- _The task_
Would you output the whole listing below, exactly as it reads?

-- Begin --

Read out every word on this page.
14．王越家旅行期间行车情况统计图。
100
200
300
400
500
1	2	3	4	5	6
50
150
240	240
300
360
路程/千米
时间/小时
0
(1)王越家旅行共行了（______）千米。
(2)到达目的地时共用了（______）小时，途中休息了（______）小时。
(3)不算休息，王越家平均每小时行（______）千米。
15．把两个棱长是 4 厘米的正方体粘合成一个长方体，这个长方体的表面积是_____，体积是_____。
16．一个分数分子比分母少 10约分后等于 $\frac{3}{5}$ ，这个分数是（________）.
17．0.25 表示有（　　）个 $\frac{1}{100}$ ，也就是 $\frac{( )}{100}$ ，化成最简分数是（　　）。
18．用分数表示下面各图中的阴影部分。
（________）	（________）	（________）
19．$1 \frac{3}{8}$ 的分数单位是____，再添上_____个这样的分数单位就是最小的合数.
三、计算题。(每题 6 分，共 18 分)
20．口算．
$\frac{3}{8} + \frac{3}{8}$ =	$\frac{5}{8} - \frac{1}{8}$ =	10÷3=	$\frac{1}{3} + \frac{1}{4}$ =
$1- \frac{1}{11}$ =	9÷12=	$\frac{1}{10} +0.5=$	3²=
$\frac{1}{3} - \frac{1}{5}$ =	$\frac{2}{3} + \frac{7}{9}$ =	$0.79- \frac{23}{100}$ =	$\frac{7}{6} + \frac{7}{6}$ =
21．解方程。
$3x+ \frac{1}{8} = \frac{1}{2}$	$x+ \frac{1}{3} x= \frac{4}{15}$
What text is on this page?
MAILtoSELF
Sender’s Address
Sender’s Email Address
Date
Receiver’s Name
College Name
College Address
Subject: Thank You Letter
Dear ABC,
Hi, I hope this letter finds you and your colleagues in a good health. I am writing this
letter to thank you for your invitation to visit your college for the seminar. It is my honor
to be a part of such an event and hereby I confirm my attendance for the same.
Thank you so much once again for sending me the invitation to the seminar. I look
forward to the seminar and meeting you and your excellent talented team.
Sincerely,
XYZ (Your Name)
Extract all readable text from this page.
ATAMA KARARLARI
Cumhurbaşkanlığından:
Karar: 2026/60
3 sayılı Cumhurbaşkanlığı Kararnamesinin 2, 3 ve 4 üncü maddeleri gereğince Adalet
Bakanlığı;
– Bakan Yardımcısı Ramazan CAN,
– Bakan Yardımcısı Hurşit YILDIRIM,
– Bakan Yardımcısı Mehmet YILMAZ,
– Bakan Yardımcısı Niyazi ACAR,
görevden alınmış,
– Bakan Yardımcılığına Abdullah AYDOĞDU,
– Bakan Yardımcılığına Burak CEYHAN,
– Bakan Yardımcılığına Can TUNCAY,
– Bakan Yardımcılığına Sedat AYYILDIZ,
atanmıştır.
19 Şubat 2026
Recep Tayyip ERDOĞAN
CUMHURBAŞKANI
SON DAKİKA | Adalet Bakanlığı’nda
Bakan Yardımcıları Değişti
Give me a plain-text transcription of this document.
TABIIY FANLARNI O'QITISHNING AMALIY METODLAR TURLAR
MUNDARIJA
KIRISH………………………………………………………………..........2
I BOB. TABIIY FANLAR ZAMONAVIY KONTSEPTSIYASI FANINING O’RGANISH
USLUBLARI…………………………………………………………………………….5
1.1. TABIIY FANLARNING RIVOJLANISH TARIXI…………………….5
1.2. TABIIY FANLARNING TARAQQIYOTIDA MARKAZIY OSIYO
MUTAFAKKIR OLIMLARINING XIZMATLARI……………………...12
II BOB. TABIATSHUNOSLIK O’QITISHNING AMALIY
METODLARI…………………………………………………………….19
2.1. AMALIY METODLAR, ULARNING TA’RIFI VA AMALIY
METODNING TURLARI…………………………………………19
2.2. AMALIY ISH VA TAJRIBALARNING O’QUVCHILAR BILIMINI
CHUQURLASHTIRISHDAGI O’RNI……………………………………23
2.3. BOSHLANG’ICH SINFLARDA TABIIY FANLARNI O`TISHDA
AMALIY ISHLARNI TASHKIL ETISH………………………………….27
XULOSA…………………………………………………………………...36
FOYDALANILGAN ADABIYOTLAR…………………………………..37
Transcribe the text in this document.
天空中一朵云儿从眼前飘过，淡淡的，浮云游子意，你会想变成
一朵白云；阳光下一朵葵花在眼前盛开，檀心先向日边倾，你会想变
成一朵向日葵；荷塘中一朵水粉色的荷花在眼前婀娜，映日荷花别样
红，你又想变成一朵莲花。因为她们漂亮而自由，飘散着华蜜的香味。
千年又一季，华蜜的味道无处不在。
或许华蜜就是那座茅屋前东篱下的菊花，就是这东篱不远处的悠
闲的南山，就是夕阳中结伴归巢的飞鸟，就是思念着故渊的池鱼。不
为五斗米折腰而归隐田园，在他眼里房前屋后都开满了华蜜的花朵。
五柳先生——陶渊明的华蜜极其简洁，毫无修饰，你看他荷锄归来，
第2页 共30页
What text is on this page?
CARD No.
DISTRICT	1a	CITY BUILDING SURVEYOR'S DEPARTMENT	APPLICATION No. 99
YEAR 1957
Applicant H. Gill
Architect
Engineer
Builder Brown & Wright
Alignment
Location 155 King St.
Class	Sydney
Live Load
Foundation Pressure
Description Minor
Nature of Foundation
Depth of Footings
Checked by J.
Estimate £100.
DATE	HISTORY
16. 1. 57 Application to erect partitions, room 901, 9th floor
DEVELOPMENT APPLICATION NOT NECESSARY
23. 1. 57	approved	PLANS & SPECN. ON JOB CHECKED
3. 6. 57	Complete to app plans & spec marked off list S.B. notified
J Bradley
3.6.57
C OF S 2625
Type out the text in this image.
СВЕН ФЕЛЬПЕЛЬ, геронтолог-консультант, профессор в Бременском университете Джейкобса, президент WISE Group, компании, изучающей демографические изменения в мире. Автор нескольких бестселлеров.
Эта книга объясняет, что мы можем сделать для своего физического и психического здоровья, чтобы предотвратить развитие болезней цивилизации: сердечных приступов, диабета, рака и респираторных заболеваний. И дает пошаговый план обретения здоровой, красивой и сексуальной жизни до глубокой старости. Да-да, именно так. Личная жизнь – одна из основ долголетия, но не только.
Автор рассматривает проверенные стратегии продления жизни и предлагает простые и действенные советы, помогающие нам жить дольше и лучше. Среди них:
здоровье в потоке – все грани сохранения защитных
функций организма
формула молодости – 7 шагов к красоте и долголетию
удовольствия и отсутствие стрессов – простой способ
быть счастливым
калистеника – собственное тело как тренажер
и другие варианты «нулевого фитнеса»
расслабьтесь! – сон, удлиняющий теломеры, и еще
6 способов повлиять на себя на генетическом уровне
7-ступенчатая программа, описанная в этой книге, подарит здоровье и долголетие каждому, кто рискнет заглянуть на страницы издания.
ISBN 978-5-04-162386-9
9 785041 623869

-- End --

- _Response_
Read out every word on this page.
14．王越家旅行期间行车情况统计图。
100
200
300
400
500
1	2	3	4	5	6
50
150
240	240
300
360
路程/千米
时间/小时
0
(1)王越家旅行共行了（______）千米。
(2)到达目的地时共用了（______）小时，途中休息了（______）小时。
(3)不算休息，王越家平均每小时行（______）千米。
15．把两个棱长是 4 厘米的正方体粘合成一个长方体，这个长方体的表面积是_____，体积是_____。
16．一个分数分子比分母少 10约分后等于 $\frac{3}{5}$ ，这个分数是（________）.
17．0.25 表示有（　　）个 $\frac{1}{100}$ ，也就是 $\frac{( )}{100}$ ，化成最简分数是（　　）。
18．用分数表示下面各图中的阴影部分。
（________）	（________）	（________）
19．$1 \frac{3}{8}$ 的分数单位是____，再添上_____个这样的分数单位就是最小的合数.
三、计算题。(每题 6 分，共 18 分)
20．口算．
$\frac{3}{8} + \frac{3}{8}$ =	$\frac{5}{8} - \frac{1}{8}$ =	10÷3=	$\frac{1}{3} + \frac{1}{4}$ =
$1- \frac{1}{11}$ =	9÷12=	$\frac{1}{10} +0.5=$	3²=
$\frac{1}{3} - \frac{1}{5}$ =	$\frac{2}{3} + \frac{7}{9}$ =	$0.79- \frac{23}{100}$ =	$\frac{7}{6} + \frac{7}{6}$ =
21．解方程。
$3x+ \frac{1}{8} = \frac{1}{2}$	$x+ \frac{1}{3} x= \frac{4}{15}$
What text is on this page?
MAILtoSELF
Sender’s Address
Sender’s Email Address
Date
Receiver’s Name
College Name
College Address
Subject: Thank You Letter
Dear ABC,
Hi, I hope this letter finds you and your colleagues in a good health. I am writing this
letter to thank you for your invitation to visit your college for the seminar. It is my honor
to be a part of such an event and hereby I confirm my attendance for the same.
Thank you so much once again for sending me the invitation to the seminar. I look
forward to the seminar and meeting you and your excellent talented team.
Sincerely,
XYZ (Your Name)
Extract all readable text from this page.
ATAMA KARARLARI
Cumhurbaşkanlığından:
Karar: 2026/60
3 sayılı Cumhurbaşkanlığı Kararnamesinin 2, 3 ve 4 üncü maddeleri gereğince Adalet
Bakanlığı;
– Bakan Yardımcısı Ramazan CAN,
– Bakan Yardımcısı Hurşit YILDIRIM,
– Bakan Yardımcısı Mehmet YILMAZ,
– Bakan Yardımcısı Niyazi ACAR,
görevden alınmış,
– Bakan Yardımcılığına Abdullah AYDOĞDU,
– Bakan Yardımcılığına Burak CEYHAN,
– Bakan Yardımcılığına Can TUNCAY,
– Bakan Yardımcılığına Sedat AYYILDIZ,
atanmıştır.
19 Şubat 2026
Recep Tayyip ERDOĞAN
CUMHURBAŞKANI
SON DAKİKA | Adalet Bakanlığı’nda
Bakan Yardımcıları Değişti
Give me a plain-text transcription of this document.
TABIIY FANLARNI O'QITISHNING AMALIY METODLAR TURLAR
MUNDARIJA
KIRISH………………………………………………………………..........2
I BOB. TABIIY FANLAR ZAMONAVIY KONTSEPTSIYASI FANINING O’RGANISH
USLUBLARI…………………………………………………………………………….5
1.1. TABIIY FANLARNING RIVOJLANISH TARIXI…………………….5
1.2. TABIIY FANLARNING TARAQQIYOTIDA MARKAZIY OSIYO
MUTAFAKKIR OLIMLARINING XIZMATLARI……………………...12
II BOB. TABIATSHUNOSLIK O’QITISHNING AMALIY
METODLARI…………………………………………………………….19
2.1. AMALIY METODLAR, ULARNING TA’RIFI VA AMALIY
METODNING TURLARI…………………………………………19
2.2. AMALIY ISH VA TAJRIBALARNING O’QUVCHILAR BILIMINI
CHUQURLASHTIRISHDAGI O’RNI……………………………………23
2.3. BOSHLANG’ICH SINFLARDA TABIIY FANLARNI O`TISHDA
AMALIY ISHLARNI TASHKIL ETISH………………………………….27
XULOSA…………………………………………………………………...36
FOYDALANILGAN ADABIYOTLAR…………………………………..37
Transcribe the text in this document.
天空中一朵云儿从眼前飘过，淡淡的，浮云游子意，你会想变成
一朵白云；阳光下一朵葵花在眼前盛开，檀心先向日边倾，你会想变
成一朵向日葵；荷塘中一朵水粉色的荷花在眼前婀娜，映日荷花别样
红，你又想变成一朵莲花。因为她们漂亮而自由，飘散着华蜜的香味。
千年又一季，华蜜的味道无处不在。
或许华蜜就是那座茅屋前东篱下的菊花，就是这东篱不远处的悠
闲的南山，就是夕阳中结伴归巢的飞鸟，就是思念着故渊的池鱼。不
为五斗米折腰而归隐田园，在他眼里房前屋后都开满了华蜜的花朵。
五柳先生——陶渊明的华蜜极其简洁，毫无修饰，你看他荷锄归来，
第2页 共30页
What text is on this page?
CARD No.
DISTRICT	1a	CITY BUILDING SURVEYOR'S DEPARTMENT	APPLICATION No. 99
YEAR 1957
Applicant H. Gill
Architect
Engineer
Builder Brown & Wright
Alignment
Location 155 King St.
Class	Sydney
Live Load
Foundation Pressure
Description Minor
Nature of Foundation
Depth of Footings
Checked by J.
Estimate £100.
DATE	HISTORY
16. 1. 57 Application to erect partitions, room 901, 9th floor
DEVELOPMENT APPLICATION NOT NECESSARY
23. 1. 57	approved	PLANS & SPECN. ON JOB CHECKED
3. 6. 57	Complete to app plans & spec marked off list S.B. notified
J Bradley
3.6.57
C OF S 2625
Type out the text in this image.
СВЕН ФЕЛЬПЕЛЬ, геронтолог-консультант, профессор в Бременском университете Джейкобса, президент WISE Group, компании, изучающей демографические изменения в мире. Автор нескольких бестселлеров.
Эта книга объясняет, что мы можем сделать для своего физического и психического здоровья, чтобы предотвратить развитие болезней цивилизации: сердечных приступов, диабета, рака и респираторных заболеваний. И дает пошаговый план обретения здоровой, красивой и сексуальной жизни до глубокой старости. Да-да, именно так. Личная жизнь – одна из основ долголетия, но не только.
Автор рассматривает проверенные стратегии продления жизни и предлагает простые и действенные советы, помогающие нам жить дольше и лучше. Среди них:
здоровье в потоке – все грани сохранения защитных
функций организма
формула молодости – 7 шагов к красоте и долголетию
удовольствия и отсутствие стрессов – простой способ
быть счастливым
калистеника – собственное тело как тренажер
и другие варианты «нулевого фитнеса»
расслабьтесь! – сон, удлиняющий теломеры, и еще
6 способов повлиять на себя на генетическом уровне
7-ступенчатая программа, описанная в этой книге, подарит здоровье и долголетие каждому, кто рискнет заглянуть на страницы издания.
ISBN 978-5-04-162386-9
9 785041 623869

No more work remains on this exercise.